**Set task**
Copy out every line in which the string "Ratio" occurs.

Extracts from a graphics dataset:
####################
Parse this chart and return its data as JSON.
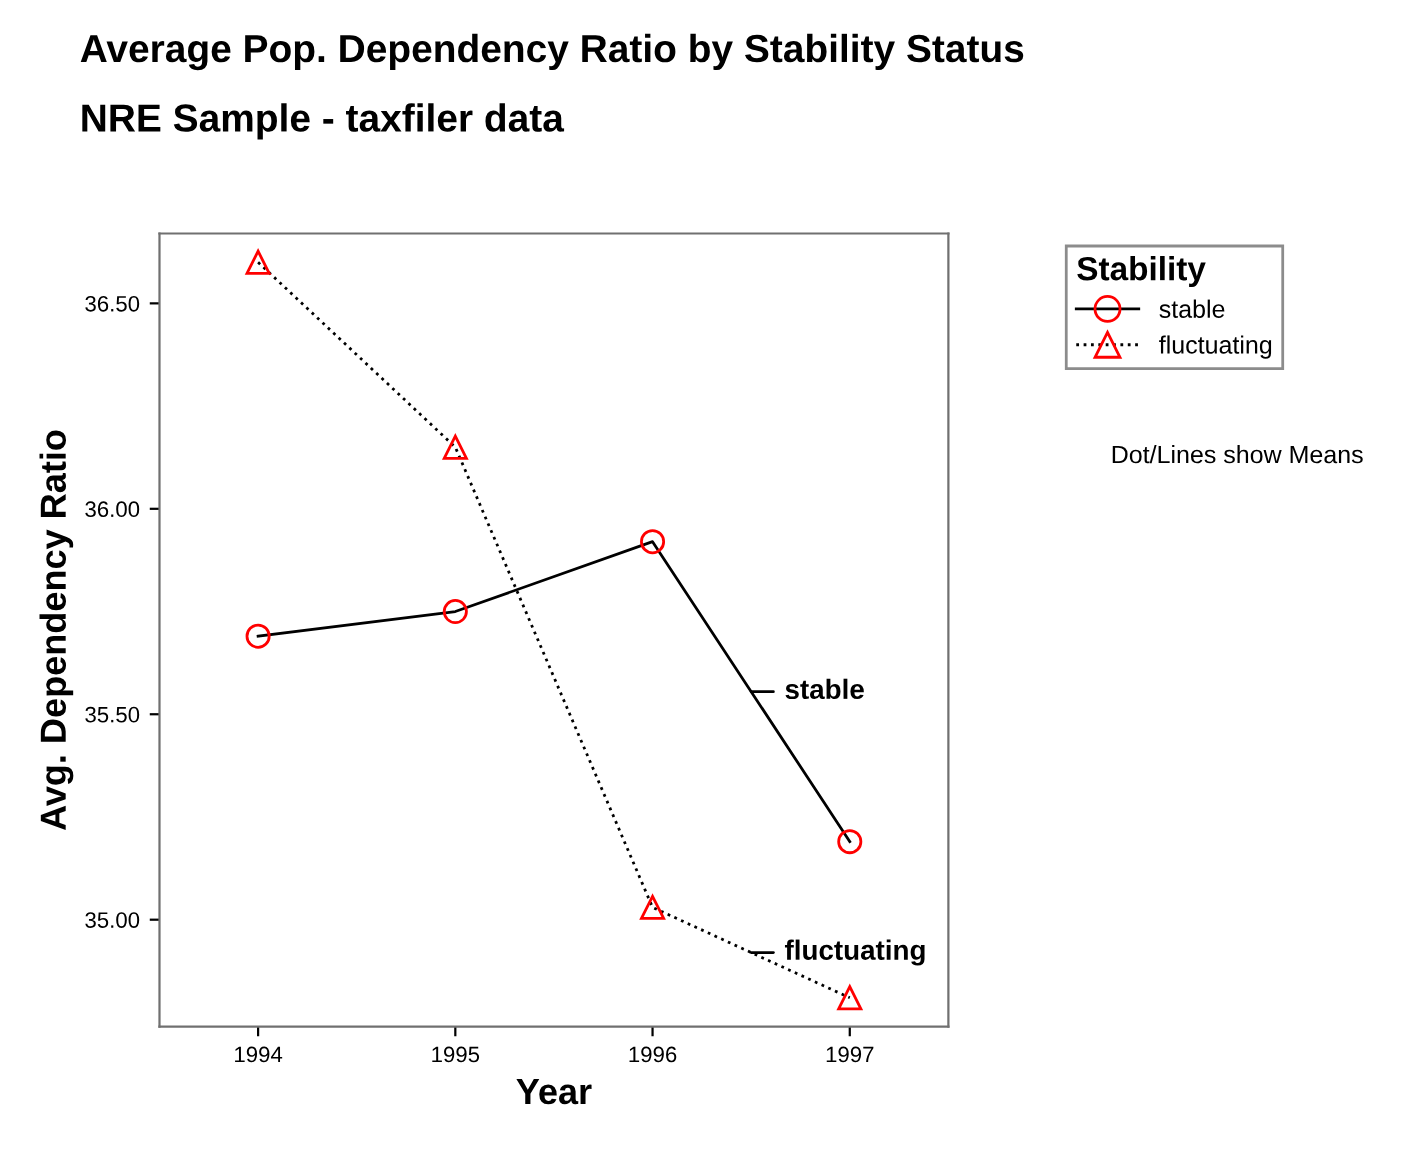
{
  "chart_data": {
    "type": "line",
    "title": "Average Pop. Dependency Ratio by Stability Status",
    "subtitle": "NRE Sample - taxfiler data",
    "xlabel": "Year",
    "ylabel": "Avg. Dependency Ratio",
    "legend_title": "Stability",
    "legend": "top right",
    "x": [
      1994,
      1995,
      1996,
      1997
    ],
    "xlim": [
      1993.5,
      1997.5
    ],
    "xticks": [
      1994,
      1995,
      1996,
      1997
    ],
    "ylim": [
      34.74,
      36.67
    ],
    "yticks": [
      {
        "value": 35.0,
        "label": "35.00"
      },
      {
        "value": 35.5,
        "label": "35.50"
      },
      {
        "value": 36.0,
        "label": "36.00"
      },
      {
        "value": 36.5,
        "label": "36.50"
      }
    ],
    "grid": false,
    "series": [
      {
        "name": "stable",
        "color": "#000000",
        "marker": "circle",
        "line_style": "solid",
        "values": [
          35.69,
          35.75,
          35.92,
          35.19
        ]
      },
      {
        "name": "fluctuating",
        "color": "#000000",
        "marker": "triangle",
        "line_style": "dotted",
        "values": [
          36.6,
          36.15,
          35.03,
          34.81
        ]
      }
    ],
    "annotations": [
      {
        "text": "stable",
        "x": 1996.5,
        "y": 35.555
      },
      {
        "text": "fluctuating",
        "x": 1996.5,
        "y": 34.92
      },
      "Dot/Lines show Means"
    ]
  }
}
####################
**Exercise answer**
    "title": "Average Pop. Dependency Ratio by Stability Status",
    "ylabel": "Avg. Dependency Ratio",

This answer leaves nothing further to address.